▶ [Entries provided]:
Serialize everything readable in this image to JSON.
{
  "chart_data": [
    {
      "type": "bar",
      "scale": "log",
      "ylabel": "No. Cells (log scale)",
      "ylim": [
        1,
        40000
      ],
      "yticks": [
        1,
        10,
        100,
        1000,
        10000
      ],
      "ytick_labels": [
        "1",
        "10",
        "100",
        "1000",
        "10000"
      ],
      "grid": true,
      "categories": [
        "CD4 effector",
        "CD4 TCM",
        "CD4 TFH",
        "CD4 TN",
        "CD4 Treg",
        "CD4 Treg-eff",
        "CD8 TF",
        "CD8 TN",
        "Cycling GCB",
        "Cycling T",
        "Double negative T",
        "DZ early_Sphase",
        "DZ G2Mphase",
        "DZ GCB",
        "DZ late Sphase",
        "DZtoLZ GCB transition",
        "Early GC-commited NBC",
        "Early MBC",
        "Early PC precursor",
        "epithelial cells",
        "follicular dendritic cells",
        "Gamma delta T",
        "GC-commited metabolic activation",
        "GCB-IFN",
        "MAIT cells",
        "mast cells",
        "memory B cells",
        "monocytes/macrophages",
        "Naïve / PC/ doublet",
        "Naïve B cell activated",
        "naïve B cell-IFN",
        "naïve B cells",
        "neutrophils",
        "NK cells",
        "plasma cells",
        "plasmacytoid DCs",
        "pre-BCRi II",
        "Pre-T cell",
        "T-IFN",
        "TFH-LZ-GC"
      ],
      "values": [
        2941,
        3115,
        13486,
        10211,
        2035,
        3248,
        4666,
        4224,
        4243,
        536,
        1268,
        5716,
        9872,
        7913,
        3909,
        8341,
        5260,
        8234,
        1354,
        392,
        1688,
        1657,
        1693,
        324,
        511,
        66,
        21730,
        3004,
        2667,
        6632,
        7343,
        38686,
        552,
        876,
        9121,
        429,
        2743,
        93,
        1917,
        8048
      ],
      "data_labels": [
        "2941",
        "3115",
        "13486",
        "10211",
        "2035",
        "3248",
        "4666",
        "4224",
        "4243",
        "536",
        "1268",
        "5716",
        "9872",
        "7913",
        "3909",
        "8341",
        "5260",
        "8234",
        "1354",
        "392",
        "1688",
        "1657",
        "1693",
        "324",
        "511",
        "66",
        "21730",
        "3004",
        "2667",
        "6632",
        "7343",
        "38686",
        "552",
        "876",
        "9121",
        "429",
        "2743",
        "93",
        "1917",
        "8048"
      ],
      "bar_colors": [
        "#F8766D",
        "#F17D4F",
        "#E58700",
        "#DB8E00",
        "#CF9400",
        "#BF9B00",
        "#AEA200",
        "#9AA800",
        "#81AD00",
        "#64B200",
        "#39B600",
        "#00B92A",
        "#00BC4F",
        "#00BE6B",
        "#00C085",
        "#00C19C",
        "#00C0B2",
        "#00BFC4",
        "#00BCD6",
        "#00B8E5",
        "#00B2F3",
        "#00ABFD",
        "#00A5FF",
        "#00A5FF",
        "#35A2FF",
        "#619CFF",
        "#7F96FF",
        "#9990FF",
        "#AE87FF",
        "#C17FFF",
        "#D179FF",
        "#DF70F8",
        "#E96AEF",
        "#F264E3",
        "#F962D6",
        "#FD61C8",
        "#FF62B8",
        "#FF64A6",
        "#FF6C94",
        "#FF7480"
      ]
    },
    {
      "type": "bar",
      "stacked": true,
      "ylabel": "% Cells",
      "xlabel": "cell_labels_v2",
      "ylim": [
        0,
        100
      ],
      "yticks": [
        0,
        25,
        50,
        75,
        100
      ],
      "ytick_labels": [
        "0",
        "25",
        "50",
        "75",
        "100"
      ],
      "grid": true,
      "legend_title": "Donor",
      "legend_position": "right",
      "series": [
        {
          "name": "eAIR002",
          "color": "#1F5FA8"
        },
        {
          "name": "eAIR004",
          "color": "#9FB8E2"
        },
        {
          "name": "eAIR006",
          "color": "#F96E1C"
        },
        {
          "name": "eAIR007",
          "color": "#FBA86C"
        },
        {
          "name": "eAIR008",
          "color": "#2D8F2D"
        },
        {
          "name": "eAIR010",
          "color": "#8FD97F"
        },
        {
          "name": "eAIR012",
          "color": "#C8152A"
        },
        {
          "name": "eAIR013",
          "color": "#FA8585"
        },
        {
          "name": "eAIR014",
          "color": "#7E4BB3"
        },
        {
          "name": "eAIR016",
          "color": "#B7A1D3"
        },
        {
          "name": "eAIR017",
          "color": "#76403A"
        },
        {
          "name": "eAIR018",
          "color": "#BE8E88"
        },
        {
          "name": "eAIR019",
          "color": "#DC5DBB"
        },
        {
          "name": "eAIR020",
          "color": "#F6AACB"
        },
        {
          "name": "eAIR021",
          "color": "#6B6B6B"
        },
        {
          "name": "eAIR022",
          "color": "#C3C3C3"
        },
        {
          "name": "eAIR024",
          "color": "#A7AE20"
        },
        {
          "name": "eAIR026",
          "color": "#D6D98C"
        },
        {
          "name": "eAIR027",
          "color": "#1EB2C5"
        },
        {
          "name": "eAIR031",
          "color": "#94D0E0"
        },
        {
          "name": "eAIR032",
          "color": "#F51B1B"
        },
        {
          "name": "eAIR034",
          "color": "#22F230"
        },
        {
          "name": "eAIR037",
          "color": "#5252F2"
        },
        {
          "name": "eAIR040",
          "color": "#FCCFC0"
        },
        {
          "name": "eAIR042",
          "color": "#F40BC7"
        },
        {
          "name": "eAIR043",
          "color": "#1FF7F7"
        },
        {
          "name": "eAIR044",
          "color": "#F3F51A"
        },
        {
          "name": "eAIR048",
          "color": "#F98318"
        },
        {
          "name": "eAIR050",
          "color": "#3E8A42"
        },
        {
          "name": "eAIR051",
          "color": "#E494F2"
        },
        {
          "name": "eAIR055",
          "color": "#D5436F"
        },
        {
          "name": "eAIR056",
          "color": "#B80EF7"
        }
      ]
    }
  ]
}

▶ [Work instructions]: Output the material again, line for line.

▶ [Problem solution]:
Serialize everything readable in this image to JSON.
{
  "chart_data": [
    {
      "type": "bar",
      "scale": "log",
      "ylabel": "No. Cells (log scale)",
      "ylim": [
        1,
        40000
      ],
      "yticks": [
        1,
        10,
        100,
        1000,
        10000
      ],
      "ytick_labels": [
        "1",
        "10",
        "100",
        "1000",
        "10000"
      ],
      "grid": true,
      "categories": [
        "CD4 effector",
        "CD4 TCM",
        "CD4 TFH",
        "CD4 TN",
        "CD4 Treg",
        "CD4 Treg-eff",
        "CD8 TF",
        "CD8 TN",
        "Cycling GCB",
        "Cycling T",
        "Double negative T",
        "DZ early_Sphase",
        "DZ G2Mphase",
        "DZ GCB",
        "DZ late Sphase",
        "DZtoLZ GCB transition",
        "Early GC-commited NBC",
        "Early MBC",
        "Early PC precursor",
        "epithelial cells",
        "follicular dendritic cells",
        "Gamma delta T",
        "GC-commited metabolic activation",
        "GCB-IFN",
        "MAIT cells",
        "mast cells",
        "memory B cells",
        "monocytes/macrophages",
        "Naïve / PC/ doublet",
        "Naïve B cell activated",
        "naïve B cell-IFN",
        "naïve B cells",
        "neutrophils",
        "NK cells",
        "plasma cells",
        "plasmacytoid DCs",
        "pre-BCRi II",
        "Pre-T cell",
        "T-IFN",
        "TFH-LZ-GC"
      ],
      "values": [
        2941,
        3115,
        13486,
        10211,
        2035,
        3248,
        4666,
        4224,
        4243,
        536,
        1268,
        5716,
        9872,
        7913,
        3909,
        8341,
        5260,
        8234,
        1354,
        392,
        1688,
        1657,
        1693,
        324,
        511,
        66,
        21730,
        3004,
        2667,
        6632,
        7343,
        38686,
        552,
        876,
        9121,
        429,
        2743,
        93,
        1917,
        8048
      ],
      "data_labels": [
        "2941",
        "3115",
        "13486",
        "10211",
        "2035",
        "3248",
        "4666",
        "4224",
        "4243",
        "536",
        "1268",
        "5716",
        "9872",
        "7913",
        "3909",
        "8341",
        "5260",
        "8234",
        "1354",
        "392",
        "1688",
        "1657",
        "1693",
        "324",
        "511",
        "66",
        "21730",
        "3004",
        "2667",
        "6632",
        "7343",
        "38686",
        "552",
        "876",
        "9121",
        "429",
        "2743",
        "93",
        "1917",
        "8048"
      ],
      "bar_colors": [
        "#F8766D",
        "#F17D4F",
        "#E58700",
        "#DB8E00",
        "#CF9400",
        "#BF9B00",
        "#AEA200",
        "#9AA800",
        "#81AD00",
        "#64B200",
        "#39B600",
        "#00B92A",
        "#00BC4F",
        "#00BE6B",
        "#00C085",
        "#00C19C",
        "#00C0B2",
        "#00BFC4",
        "#00BCD6",
        "#00B8E5",
        "#00B2F3",
        "#00ABFD",
        "#00A5FF",
        "#00A5FF",
        "#35A2FF",
        "#619CFF",
        "#7F96FF",
        "#9990FF",
        "#AE87FF",
        "#C17FFF",
        "#D179FF",
        "#DF70F8",
        "#E96AEF",
        "#F264E3",
        "#F962D6",
        "#FD61C8",
        "#FF62B8",
        "#FF64A6",
        "#FF6C94",
        "#FF7480"
      ]
    },
    {
      "type": "bar",
      "stacked": true,
      "ylabel": "% Cells",
      "xlabel": "cell_labels_v2",
      "ylim": [
        0,
        100
      ],
      "yticks": [
        0,
        25,
        50,
        75,
        100
      ],
      "ytick_labels": [
        "0",
        "25",
        "50",
        "75",
        "100"
      ],
      "grid": true,
      "legend_title": "Donor",
      "legend_position": "right",
      "series": [
        {
          "name": "eAIR002",
          "color": "#1F5FA8"
        },
        {
          "name": "eAIR004",
          "color": "#9FB8E2"
        },
        {
          "name": "eAIR006",
          "color": "#F96E1C"
        },
        {
          "name": "eAIR007",
          "color": "#FBA86C"
        },
        {
          "name": "eAIR008",
          "color": "#2D8F2D"
        },
        {
          "name": "eAIR010",
          "color": "#8FD97F"
        },
        {
          "name": "eAIR012",
          "color": "#C8152A"
        },
        {
          "name": "eAIR013",
          "color": "#FA8585"
        },
        {
          "name": "eAIR014",
          "color": "#7E4BB3"
        },
        {
          "name": "eAIR016",
          "color": "#B7A1D3"
        },
        {
          "name": "eAIR017",
          "color": "#76403A"
        },
        {
          "name": "eAIR018",
          "color": "#BE8E88"
        },
        {
          "name": "eAIR019",
          "color": "#DC5DBB"
        },
        {
          "name": "eAIR020",
          "color": "#F6AACB"
        },
        {
          "name": "eAIR021",
          "color": "#6B6B6B"
        },
        {
          "name": "eAIR022",
          "color": "#C3C3C3"
        },
        {
          "name": "eAIR024",
          "color": "#A7AE20"
        },
        {
          "name": "eAIR026",
          "color": "#D6D98C"
        },
        {
          "name": "eAIR027",
          "color": "#1EB2C5"
        },
        {
          "name": "eAIR031",
          "color": "#94D0E0"
        },
        {
          "name": "eAIR032",
          "color": "#F51B1B"
        },
        {
          "name": "eAIR034",
          "color": "#22F230"
        },
        {
          "name": "eAIR037",
          "color": "#5252F2"
        },
        {
          "name": "eAIR040",
          "color": "#FCCFC0"
        },
        {
          "name": "eAIR042",
          "color": "#F40BC7"
        },
        {
          "name": "eAIR043",
          "color": "#1FF7F7"
        },
        {
          "name": "eAIR044",
          "color": "#F3F51A"
        },
        {
          "name": "eAIR048",
          "color": "#F98318"
        },
        {
          "name": "eAIR050",
          "color": "#3E8A42"
        },
        {
          "name": "eAIR051",
          "color": "#E494F2"
        },
        {
          "name": "eAIR055",
          "color": "#D5436F"
        },
        {
          "name": "eAIR056",
          "color": "#B80EF7"
        }
      ]
    }
  ]
}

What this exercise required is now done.